Rows from a dataset
---

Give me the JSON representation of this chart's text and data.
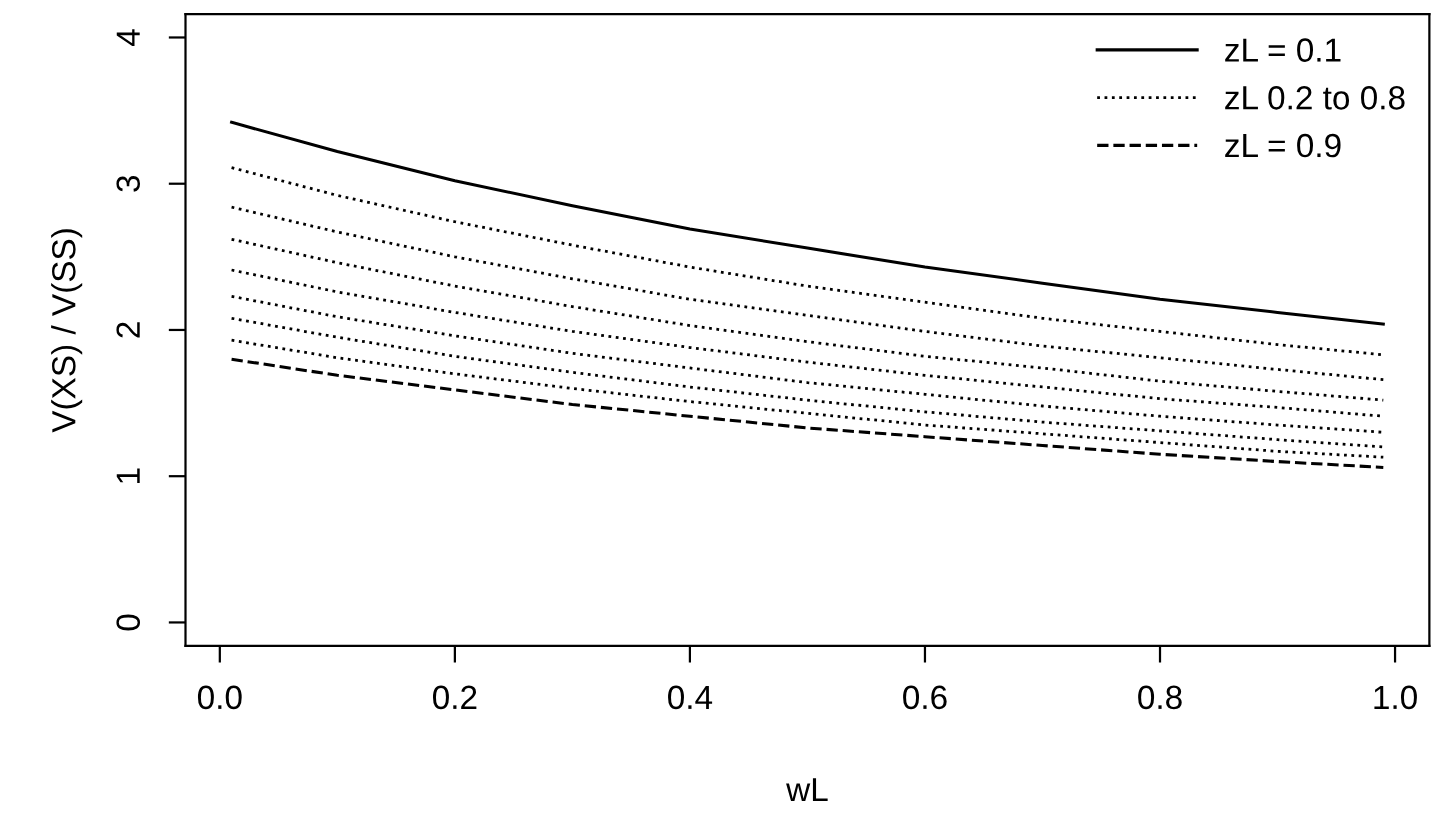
{
  "chart_data": {
    "type": "line",
    "xlabel": "wL",
    "ylabel": "V(XS) / V(SS)",
    "x": [
      0.01,
      0.1,
      0.2,
      0.3,
      0.4,
      0.5,
      0.6,
      0.7,
      0.8,
      0.9,
      0.99
    ],
    "series": [
      {
        "name": "zL = 0.1",
        "color": "#000000",
        "line_style": "solid",
        "values": [
          3.42,
          3.22,
          3.02,
          2.85,
          2.69,
          2.56,
          2.43,
          2.32,
          2.21,
          2.12,
          2.04
        ]
      },
      {
        "name": "zL 0.2 to 0.8",
        "color": "#000000",
        "line_style": "dotted",
        "values": [
          3.11,
          2.92,
          2.74,
          2.58,
          2.43,
          2.3,
          2.19,
          2.08,
          1.99,
          1.9,
          1.83
        ]
      },
      {
        "color": "#000000",
        "line_style": "dotted",
        "values": [
          2.84,
          2.67,
          2.5,
          2.35,
          2.21,
          2.1,
          1.99,
          1.89,
          1.81,
          1.73,
          1.66
        ]
      },
      {
        "color": "#000000",
        "line_style": "dotted",
        "values": [
          2.62,
          2.46,
          2.3,
          2.16,
          2.03,
          1.92,
          1.82,
          1.74,
          1.65,
          1.58,
          1.52
        ]
      },
      {
        "color": "#000000",
        "line_style": "dotted",
        "values": [
          2.41,
          2.26,
          2.12,
          1.99,
          1.88,
          1.78,
          1.69,
          1.61,
          1.53,
          1.47,
          1.41
        ]
      },
      {
        "color": "#000000",
        "line_style": "dotted",
        "values": [
          2.23,
          2.09,
          1.96,
          1.84,
          1.74,
          1.64,
          1.56,
          1.48,
          1.41,
          1.35,
          1.3
        ]
      },
      {
        "color": "#000000",
        "line_style": "dotted",
        "values": [
          2.08,
          1.95,
          1.82,
          1.71,
          1.61,
          1.52,
          1.44,
          1.37,
          1.31,
          1.25,
          1.2
        ]
      },
      {
        "color": "#000000",
        "line_style": "dotted",
        "values": [
          1.93,
          1.81,
          1.7,
          1.6,
          1.51,
          1.43,
          1.35,
          1.29,
          1.23,
          1.17,
          1.13
        ]
      },
      {
        "name": "zL = 0.9",
        "color": "#000000",
        "line_style": "dashed",
        "values": [
          1.8,
          1.69,
          1.59,
          1.49,
          1.41,
          1.33,
          1.27,
          1.21,
          1.15,
          1.1,
          1.06
        ]
      }
    ],
    "xlim": [
      -0.0292,
      1.0292
    ],
    "ylim": [
      -0.16,
      4.16
    ],
    "xticks": [
      {
        "value": 0,
        "label": "0.0"
      },
      0.2,
      0.4,
      0.6,
      0.8,
      {
        "value": 1,
        "label": "1.0"
      }
    ],
    "yticks": [
      0,
      1,
      2,
      3,
      4
    ],
    "grid": false,
    "legend": "top right",
    "marker": "none"
  }
}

---

WHAT YOU HAVE TO DO. Copy out all the records exactly, excluding pictures.

THE RESULT.
Give me the JSON representation of this chart's text and data.
{
  "chart_data": {
    "type": "line",
    "xlabel": "wL",
    "ylabel": "V(XS) / V(SS)",
    "x": [
      0.01,
      0.1,
      0.2,
      0.3,
      0.4,
      0.5,
      0.6,
      0.7,
      0.8,
      0.9,
      0.99
    ],
    "series": [
      {
        "name": "zL = 0.1",
        "color": "#000000",
        "line_style": "solid",
        "values": [
          3.42,
          3.22,
          3.02,
          2.85,
          2.69,
          2.56,
          2.43,
          2.32,
          2.21,
          2.12,
          2.04
        ]
      },
      {
        "name": "zL 0.2 to 0.8",
        "color": "#000000",
        "line_style": "dotted",
        "values": [
          3.11,
          2.92,
          2.74,
          2.58,
          2.43,
          2.3,
          2.19,
          2.08,
          1.99,
          1.9,
          1.83
        ]
      },
      {
        "color": "#000000",
        "line_style": "dotted",
        "values": [
          2.84,
          2.67,
          2.5,
          2.35,
          2.21,
          2.1,
          1.99,
          1.89,
          1.81,
          1.73,
          1.66
        ]
      },
      {
        "color": "#000000",
        "line_style": "dotted",
        "values": [
          2.62,
          2.46,
          2.3,
          2.16,
          2.03,
          1.92,
          1.82,
          1.74,
          1.65,
          1.58,
          1.52
        ]
      },
      {
        "color": "#000000",
        "line_style": "dotted",
        "values": [
          2.41,
          2.26,
          2.12,
          1.99,
          1.88,
          1.78,
          1.69,
          1.61,
          1.53,
          1.47,
          1.41
        ]
      },
      {
        "color": "#000000",
        "line_style": "dotted",
        "values": [
          2.23,
          2.09,
          1.96,
          1.84,
          1.74,
          1.64,
          1.56,
          1.48,
          1.41,
          1.35,
          1.3
        ]
      },
      {
        "color": "#000000",
        "line_style": "dotted",
        "values": [
          2.08,
          1.95,
          1.82,
          1.71,
          1.61,
          1.52,
          1.44,
          1.37,
          1.31,
          1.25,
          1.2
        ]
      },
      {
        "color": "#000000",
        "line_style": "dotted",
        "values": [
          1.93,
          1.81,
          1.7,
          1.6,
          1.51,
          1.43,
          1.35,
          1.29,
          1.23,
          1.17,
          1.13
        ]
      },
      {
        "name": "zL = 0.9",
        "color": "#000000",
        "line_style": "dashed",
        "values": [
          1.8,
          1.69,
          1.59,
          1.49,
          1.41,
          1.33,
          1.27,
          1.21,
          1.15,
          1.1,
          1.06
        ]
      }
    ],
    "xlim": [
      -0.0292,
      1.0292
    ],
    "ylim": [
      -0.16,
      4.16
    ],
    "xticks": [
      {
        "value": 0,
        "label": "0.0"
      },
      0.2,
      0.4,
      0.6,
      0.8,
      {
        "value": 1,
        "label": "1.0"
      }
    ],
    "yticks": [
      0,
      1,
      2,
      3,
      4
    ],
    "grid": false,
    "legend": "top right",
    "marker": "none"
  }
}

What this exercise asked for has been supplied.